━━━━━ Data listing

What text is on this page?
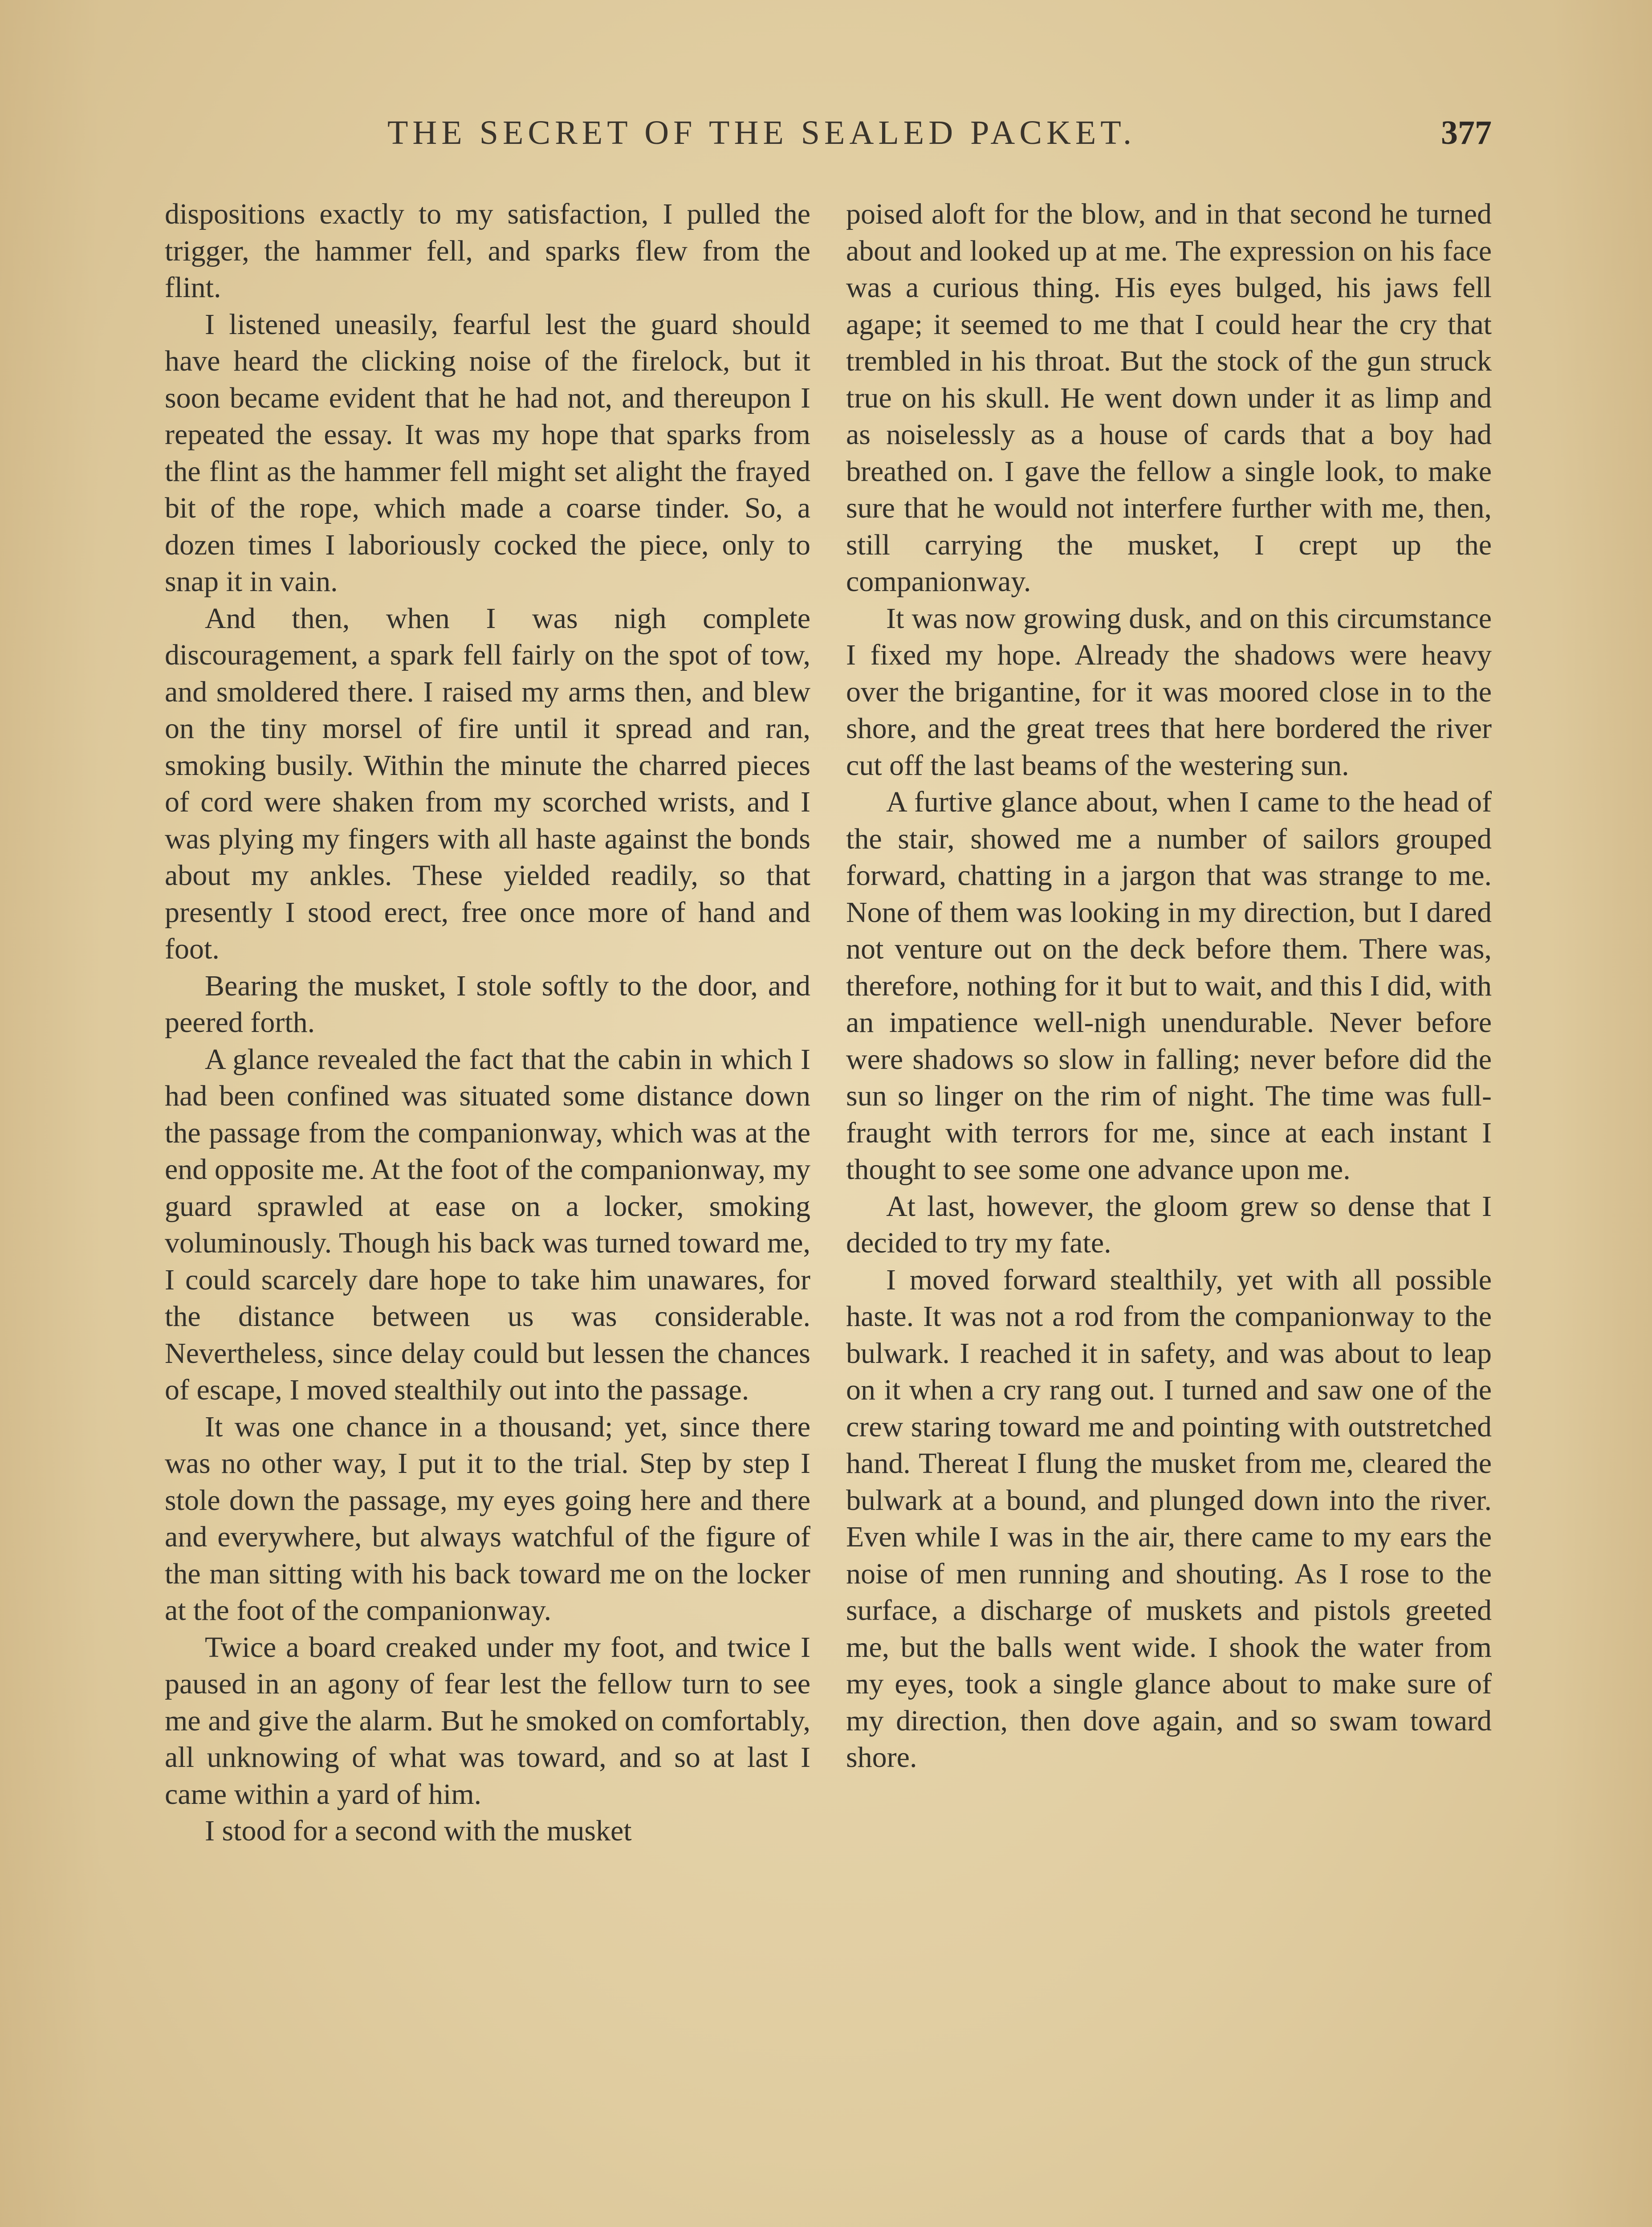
THE SECRET OF THE SEALED PACKET.	377

dispositions exactly to my satisfaction, I pulled the trigger, the hammer fell, and sparks flew from the flint.

I listened uneasily, fearful lest the guard should have heard the clicking noise of the firelock, but it soon became evident that he had not, and thereupon I repeated the essay. It was my hope that sparks from the flint as the hammer fell might set alight the frayed bit of the rope, which made a coarse tinder. So, a dozen times I laboriously cocked the piece, only to snap it in vain.

And then, when I was nigh complete discouragement, a spark fell fairly on the spot of tow, and smoldered there. I raised my arms then, and blew on the tiny morsel of fire until it spread and ran, smoking busily. Within the minute the charred pieces of cord were shaken from my scorched wrists, and I was plying my fingers with all haste against the bonds about my ankles. These yielded readily, so that presently I stood erect, free once more of hand and foot.

Bearing the musket, I stole softly to the door, and peered forth.

A glance revealed the fact that the cabin in which I had been confined was situated some distance down the passage from the companionway, which was at the end opposite me. At the foot of the companionway, my guard sprawled at ease on a locker, smoking voluminously. Though his back was turned toward me, I could scarcely dare hope to take him unawares, for the distance between us was considerable. Nevertheless, since delay could but lessen the chances of escape, I moved stealthily out into the passage.

It was one chance in a thousand; yet, since there was no other way, I put it to the trial. Step by step I stole down the passage, my eyes going here and there and everywhere, but always watchful of the figure of the man sitting with his back toward me on the locker at the foot of the companionway.

Twice a board creaked under my foot, and twice I paused in an agony of fear lest the fellow turn to see me and give the alarm. But he smoked on comfortably, all unknowing of what was toward, and so at last I came within a yard of him.

I stood for a second with the musket

poised aloft for the blow, and in that second he turned about and looked up at me. The expression on his face was a curious thing. His eyes bulged, his jaws fell agape; it seemed to me that I could hear the cry that trembled in his throat. But the stock of the gun struck true on his skull. He went down under it as limp and as noiselessly as a house of cards that a boy had breathed on. I gave the fellow a single look, to make sure that he would not interfere further with me, then, still carrying the musket, I crept up the companionway.

It was now growing dusk, and on this circumstance I fixed my hope. Already the shadows were heavy over the brigantine, for it was moored close in to the shore, and the great trees that here bordered the river cut off the last beams of the westering sun.

A furtive glance about, when I came to the head of the stair, showed me a number of sailors grouped forward, chatting in a jargon that was strange to me. None of them was looking in my direction, but I dared not venture out on the deck before them. There was, therefore, nothing for it but to wait, and this I did, with an impatience well-nigh unendurable. Never before were shadows so slow in falling; never before did the sun so linger on the rim of night. The time was full-fraught with terrors for me, since at each instant I thought to see some one advance upon me.

At last, however, the gloom grew so dense that I decided to try my fate.

I moved forward stealthily, yet with all possible haste. It was not a rod from the companionway to the bulwark. I reached it in safety, and was about to leap on it when a cry rang out. I turned and saw one of the crew staring toward me and pointing with outstretched hand. Thereat I flung the musket from me, cleared the bulwark at a bound, and plunged down into the river. Even while I was in the air, there came to my ears the noise of men running and shouting. As I rose to the surface, a discharge of muskets and pistols greeted me, but the balls went wide. I shook the water from my eyes, took a single glance about to make sure of my direction, then dove again, and so swam toward shore.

━━━━━━━━━━

- **Exercise aim**
Without the pictures, return all the records precisely as they stand.

- **Task result**
What text is on this page?
THE SECRET OF THE SEALED PACKET.	377

dispositions exactly to my satisfaction, I pulled the trigger, the hammer fell, and sparks flew from the flint.

I listened uneasily, fearful lest the guard should have heard the clicking noise of the firelock, but it soon became evident that he had not, and thereupon I repeated the essay. It was my hope that sparks from the flint as the hammer fell might set alight the frayed bit of the rope, which made a coarse tinder. So, a dozen times I laboriously cocked the piece, only to snap it in vain.

And then, when I was nigh complete discouragement, a spark fell fairly on the spot of tow, and smoldered there. I raised my arms then, and blew on the tiny morsel of fire until it spread and ran, smoking busily. Within the minute the charred pieces of cord were shaken from my scorched wrists, and I was plying my fingers with all haste against the bonds about my ankles. These yielded readily, so that presently I stood erect, free once more of hand and foot.

Bearing the musket, I stole softly to the door, and peered forth.

A glance revealed the fact that the cabin in which I had been confined was situated some distance down the passage from the companionway, which was at the end opposite me. At the foot of the companionway, my guard sprawled at ease on a locker, smoking voluminously. Though his back was turned toward me, I could scarcely dare hope to take him unawares, for the distance between us was considerable. Nevertheless, since delay could but lessen the chances of escape, I moved stealthily out into the passage.

It was one chance in a thousand; yet, since there was no other way, I put it to the trial. Step by step I stole down the passage, my eyes going here and there and everywhere, but always watchful of the figure of the man sitting with his back toward me on the locker at the foot of the companionway.

Twice a board creaked under my foot, and twice I paused in an agony of fear lest the fellow turn to see me and give the alarm. But he smoked on comfortably, all unknowing of what was toward, and so at last I came within a yard of him.

I stood for a second with the musket

poised aloft for the blow, and in that second he turned about and looked up at me. The expression on his face was a curious thing. His eyes bulged, his jaws fell agape; it seemed to me that I could hear the cry that trembled in his throat. But the stock of the gun struck true on his skull. He went down under it as limp and as noiselessly as a house of cards that a boy had breathed on. I gave the fellow a single look, to make sure that he would not interfere further with me, then, still carrying the musket, I crept up the companionway.

It was now growing dusk, and on this circumstance I fixed my hope. Already the shadows were heavy over the brigantine, for it was moored close in to the shore, and the great trees that here bordered the river cut off the last beams of the westering sun.

A furtive glance about, when I came to the head of the stair, showed me a number of sailors grouped forward, chatting in a jargon that was strange to me. None of them was looking in my direction, but I dared not venture out on the deck before them. There was, therefore, nothing for it but to wait, and this I did, with an impatience well-nigh unendurable. Never before were shadows so slow in falling; never before did the sun so linger on the rim of night. The time was full-fraught with terrors for me, since at each instant I thought to see some one advance upon me.

At last, however, the gloom grew so dense that I decided to try my fate.

I moved forward stealthily, yet with all possible haste. It was not a rod from the companionway to the bulwark. I reached it in safety, and was about to leap on it when a cry rang out. I turned and saw one of the crew staring toward me and pointing with outstretched hand. Thereat I flung the musket from me, cleared the bulwark at a bound, and plunged down into the river. Even while I was in the air, there came to my ears the noise of men running and shouting. As I rose to the surface, a discharge of muskets and pistols greeted me, but the balls went wide. I shook the water from my eyes, took a single glance about to make sure of my direction, then dove again, and so swam toward shore.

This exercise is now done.